**Instruction**
Skip any picture you find and retype all the remaining lines exactly.

**Material to process**
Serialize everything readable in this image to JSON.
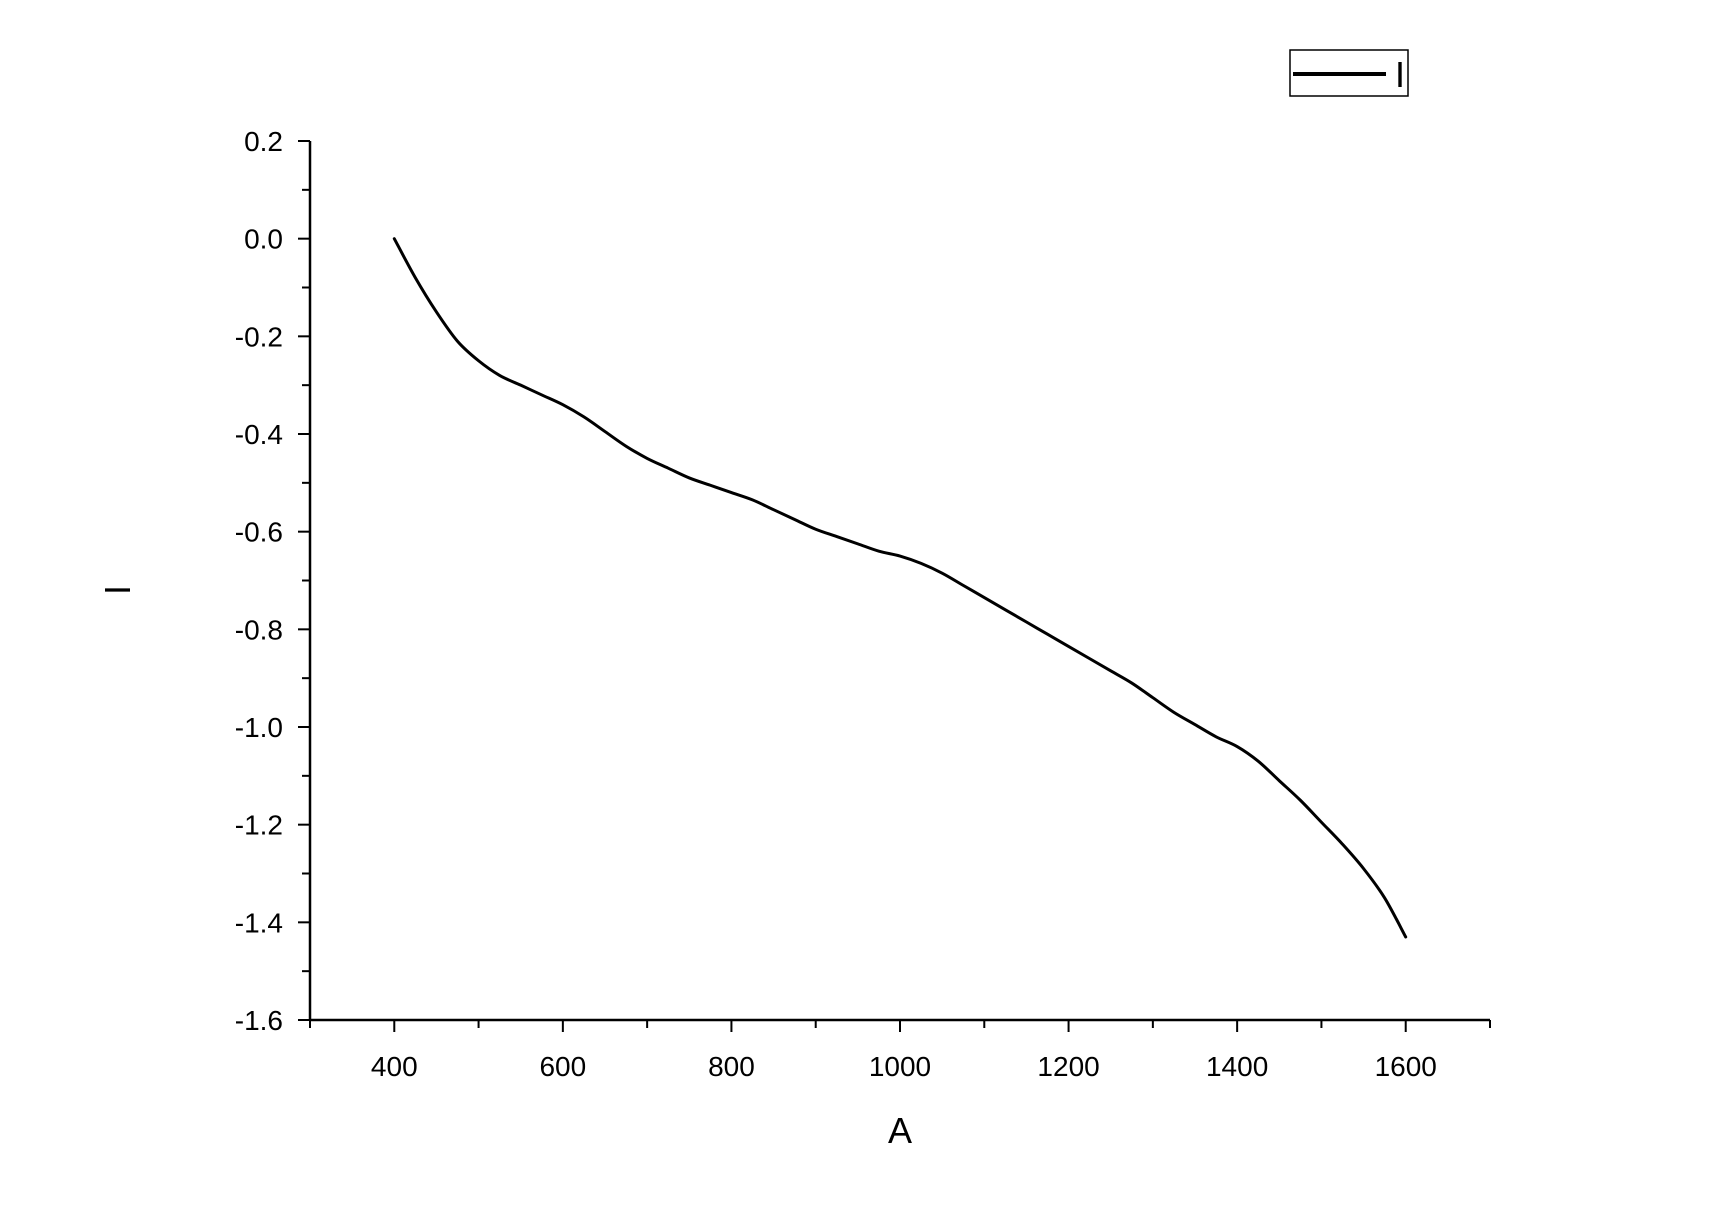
{
  "chart_data": {
    "type": "line",
    "xlabel": "A",
    "ylabel": "I",
    "xlim": [
      300,
      1700
    ],
    "ylim": [
      -1.6,
      0.2
    ],
    "x_ticks": [
      400,
      600,
      800,
      1000,
      1200,
      1400,
      1600
    ],
    "x_tick_labels": [
      "400",
      "600",
      "800",
      "1000",
      "1200",
      "1400",
      "1600"
    ],
    "y_ticks": [
      0.2,
      0.0,
      -0.2,
      -0.4,
      -0.6,
      -0.8,
      -1.0,
      -1.2,
      -1.4,
      -1.6
    ],
    "y_tick_labels": [
      "0.2",
      "0.0",
      "-0.2",
      "-0.4",
      "-0.6",
      "-0.8",
      "-1.0",
      "-1.2",
      "-1.4",
      "-1.6"
    ],
    "grid": false,
    "legend_position": "top-right",
    "series": [
      {
        "name": "I",
        "color": "#000000",
        "x": [
          400,
          425,
          450,
          475,
          500,
          525,
          550,
          575,
          600,
          625,
          650,
          675,
          700,
          725,
          750,
          775,
          800,
          825,
          850,
          875,
          900,
          925,
          950,
          975,
          1000,
          1025,
          1050,
          1075,
          1100,
          1125,
          1150,
          1175,
          1200,
          1225,
          1250,
          1275,
          1300,
          1325,
          1350,
          1375,
          1400,
          1425,
          1450,
          1475,
          1500,
          1525,
          1550,
          1575,
          1600
        ],
        "y": [
          0.0,
          -0.08,
          -0.15,
          -0.21,
          -0.25,
          -0.28,
          -0.3,
          -0.32,
          -0.34,
          -0.365,
          -0.395,
          -0.425,
          -0.45,
          -0.47,
          -0.49,
          -0.505,
          -0.52,
          -0.535,
          -0.555,
          -0.575,
          -0.595,
          -0.61,
          -0.625,
          -0.64,
          -0.65,
          -0.665,
          -0.685,
          -0.71,
          -0.735,
          -0.76,
          -0.785,
          -0.81,
          -0.835,
          -0.86,
          -0.885,
          -0.91,
          -0.94,
          -0.97,
          -0.995,
          -1.02,
          -1.04,
          -1.07,
          -1.11,
          -1.15,
          -1.195,
          -1.24,
          -1.29,
          -1.35,
          -1.43
        ]
      }
    ]
  }
}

**Solution to the problem**
Serialize everything readable in this image to JSON.
{
  "chart_data": {
    "type": "line",
    "xlabel": "A",
    "ylabel": "I",
    "xlim": [
      300,
      1700
    ],
    "ylim": [
      -1.6,
      0.2
    ],
    "x_ticks": [
      400,
      600,
      800,
      1000,
      1200,
      1400,
      1600
    ],
    "x_tick_labels": [
      "400",
      "600",
      "800",
      "1000",
      "1200",
      "1400",
      "1600"
    ],
    "y_ticks": [
      0.2,
      0.0,
      -0.2,
      -0.4,
      -0.6,
      -0.8,
      -1.0,
      -1.2,
      -1.4,
      -1.6
    ],
    "y_tick_labels": [
      "0.2",
      "0.0",
      "-0.2",
      "-0.4",
      "-0.6",
      "-0.8",
      "-1.0",
      "-1.2",
      "-1.4",
      "-1.6"
    ],
    "grid": false,
    "legend_position": "top-right",
    "series": [
      {
        "name": "I",
        "color": "#000000",
        "x": [
          400,
          425,
          450,
          475,
          500,
          525,
          550,
          575,
          600,
          625,
          650,
          675,
          700,
          725,
          750,
          775,
          800,
          825,
          850,
          875,
          900,
          925,
          950,
          975,
          1000,
          1025,
          1050,
          1075,
          1100,
          1125,
          1150,
          1175,
          1200,
          1225,
          1250,
          1275,
          1300,
          1325,
          1350,
          1375,
          1400,
          1425,
          1450,
          1475,
          1500,
          1525,
          1550,
          1575,
          1600
        ],
        "y": [
          0.0,
          -0.08,
          -0.15,
          -0.21,
          -0.25,
          -0.28,
          -0.3,
          -0.32,
          -0.34,
          -0.365,
          -0.395,
          -0.425,
          -0.45,
          -0.47,
          -0.49,
          -0.505,
          -0.52,
          -0.535,
          -0.555,
          -0.575,
          -0.595,
          -0.61,
          -0.625,
          -0.64,
          -0.65,
          -0.665,
          -0.685,
          -0.71,
          -0.735,
          -0.76,
          -0.785,
          -0.81,
          -0.835,
          -0.86,
          -0.885,
          -0.91,
          -0.94,
          -0.97,
          -0.995,
          -1.02,
          -1.04,
          -1.07,
          -1.11,
          -1.15,
          -1.195,
          -1.24,
          -1.29,
          -1.35,
          -1.43
        ]
      }
    ]
  }
}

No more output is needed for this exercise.